:: INPUT

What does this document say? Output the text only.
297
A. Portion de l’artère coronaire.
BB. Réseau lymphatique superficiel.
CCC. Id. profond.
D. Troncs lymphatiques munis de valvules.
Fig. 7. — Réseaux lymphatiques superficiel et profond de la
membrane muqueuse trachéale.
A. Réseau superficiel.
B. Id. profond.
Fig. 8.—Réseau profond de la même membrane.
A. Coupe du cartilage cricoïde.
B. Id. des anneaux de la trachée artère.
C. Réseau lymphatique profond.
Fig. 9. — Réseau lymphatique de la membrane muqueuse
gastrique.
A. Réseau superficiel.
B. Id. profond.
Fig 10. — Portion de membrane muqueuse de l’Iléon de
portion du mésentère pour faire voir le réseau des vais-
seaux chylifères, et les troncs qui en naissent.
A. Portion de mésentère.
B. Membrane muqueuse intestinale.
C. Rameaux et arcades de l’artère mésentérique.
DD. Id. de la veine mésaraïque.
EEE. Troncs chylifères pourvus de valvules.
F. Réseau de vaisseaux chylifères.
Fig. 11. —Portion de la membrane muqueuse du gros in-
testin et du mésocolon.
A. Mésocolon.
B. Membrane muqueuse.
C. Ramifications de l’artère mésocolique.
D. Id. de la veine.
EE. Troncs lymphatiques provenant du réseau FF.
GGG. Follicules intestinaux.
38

::::

Copy all data exactly, start to finish.

What does this document say? Output the text only.
297
A. Portion de l’artère coronaire.
BB. Réseau lymphatique superficiel.
CCC. Id. profond.
D. Troncs lymphatiques munis de valvules.
Fig. 7. — Réseaux lymphatiques superficiel et profond de la
membrane muqueuse trachéale.
A. Réseau superficiel.
B. Id. profond.
Fig. 8.—Réseau profond de la même membrane.
A. Coupe du cartilage cricoïde.
B. Id. des anneaux de la trachée artère.
C. Réseau lymphatique profond.
Fig. 9. — Réseau lymphatique de la membrane muqueuse
gastrique.
A. Réseau superficiel.
B. Id. profond.
Fig 10. — Portion de membrane muqueuse de l’Iléon de
portion du mésentère pour faire voir le réseau des vais-
seaux chylifères, et les troncs qui en naissent.
A. Portion de mésentère.
B. Membrane muqueuse intestinale.
C. Rameaux et arcades de l’artère mésentérique.
DD. Id. de la veine mésaraïque.
EEE. Troncs chylifères pourvus de valvules.
F. Réseau de vaisseaux chylifères.
Fig. 11. —Portion de la membrane muqueuse du gros in-
testin et du mésocolon.
A. Mésocolon.
B. Membrane muqueuse.
C. Ramifications de l’artère mésocolique.
D. Id. de la veine.
EE. Troncs lymphatiques provenant du réseau FF.
GGG. Follicules intestinaux.
38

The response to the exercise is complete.